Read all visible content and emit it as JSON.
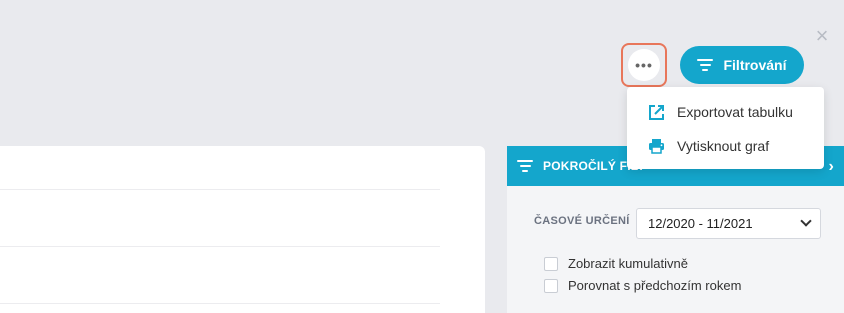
{
  "window": {
    "close_glyph": "×"
  },
  "toolbar": {
    "more_glyph": "•••",
    "filter_label": "Filtrování"
  },
  "menu": {
    "items": [
      {
        "label": "Exportovat tabulku",
        "icon": "external-link-icon"
      },
      {
        "label": "Vytisknout graf",
        "icon": "printer-icon"
      }
    ]
  },
  "panel": {
    "title": "POKROČILÝ FILT",
    "time_label": "ČASOVÉ URČENÍ",
    "time_value": "12/2020 - 11/2021",
    "checkboxes": [
      {
        "label": "Zobrazit kumulativně",
        "checked": false
      },
      {
        "label": "Porovnat s předchozím rokem",
        "checked": false
      }
    ]
  },
  "colors": {
    "accent": "#14a6cc",
    "highlight_border": "#e8765a",
    "background": "#e9eaee"
  }
}
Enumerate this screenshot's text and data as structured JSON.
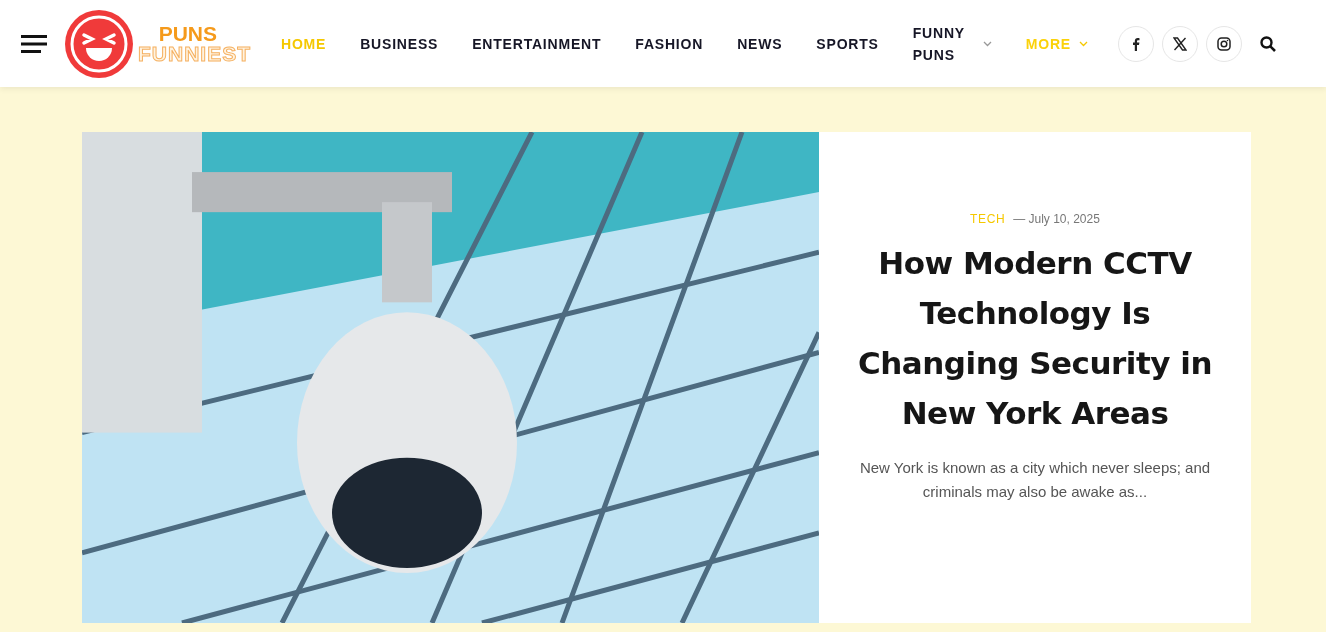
{
  "logo": {
    "line_1": "PUNS",
    "line_2": "FUNNIEST"
  },
  "nav": [
    {
      "label": "HOME",
      "kind": "link",
      "selected": true
    },
    {
      "label": "BUSINESS",
      "kind": "link",
      "selected": false
    },
    {
      "label": "ENTERTAINMENT",
      "kind": "link",
      "selected": false
    },
    {
      "label": "FASHION",
      "kind": "link",
      "selected": false
    },
    {
      "label": "NEWS",
      "kind": "link",
      "selected": false
    },
    {
      "label": "SPORTS",
      "kind": "link",
      "selected": false
    },
    {
      "label": "FUNNY PUNS",
      "kind": "dropdown",
      "selected": false
    },
    {
      "label": "MORE",
      "kind": "accent-dropdown",
      "selected": false
    }
  ],
  "social": [
    {
      "kind": "facebook"
    },
    {
      "kind": "x"
    },
    {
      "kind": "instagram"
    }
  ],
  "featured": {
    "category": "TECH",
    "date": "— July 10, 2025",
    "title": "How Modern CCTV Technology Is Changing Security in New York Areas",
    "excerpt": "New York is known as a city which never sleeps; and criminals may also be awake as..."
  }
}
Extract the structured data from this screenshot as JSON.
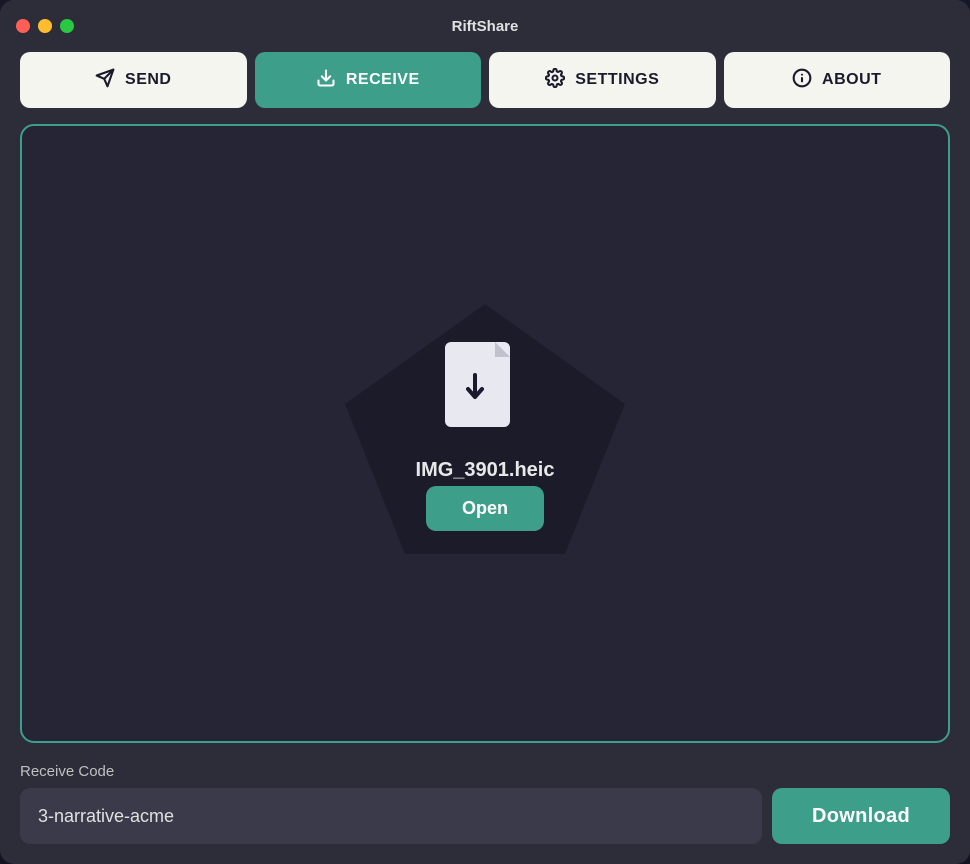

▸ **GIVEN REQUEST**
Using the listing above, copy exactly the lines from the one that contains "Enumerate this screenshot's" through its last line, both included, but not the pictures.

▸ **IN RESPONSE**
Enumerate this screenshot's text and data as structured JSON.
{
  "logo": {
    "line_1": "PUNS",
    "line_2": "FUNNIEST"
  },
  "nav": [
    {
      "label": "HOME",
      "kind": "link",
      "selected": true
    },
    {
      "label": "BUSINESS",
      "kind": "link",
      "selected": false
    },
    {
      "label": "ENTERTAINMENT",
      "kind": "link",
      "selected": false
    },
    {
      "label": "FASHION",
      "kind": "link",
      "selected": false
    },
    {
      "label": "NEWS",
      "kind": "link",
      "selected": false
    },
    {
      "label": "SPORTS",
      "kind": "link",
      "selected": false
    },
    {
      "label": "FUNNY PUNS",
      "kind": "dropdown",
      "selected": false
    },
    {
      "label": "MORE",
      "kind": "accent-dropdown",
      "selected": false
    }
  ],
  "social": [
    {
      "kind": "facebook"
    },
    {
      "kind": "x"
    },
    {
      "kind": "instagram"
    }
  ],
  "featured": {
    "category": "TECH",
    "date": "— July 10, 2025",
    "title": "How Modern CCTV Technology Is Changing Security in New York Areas",
    "excerpt": "New York is known as a city which never sleeps; and criminals may also be awake as..."
  }
}
Extract the structured data from this screenshot as JSON.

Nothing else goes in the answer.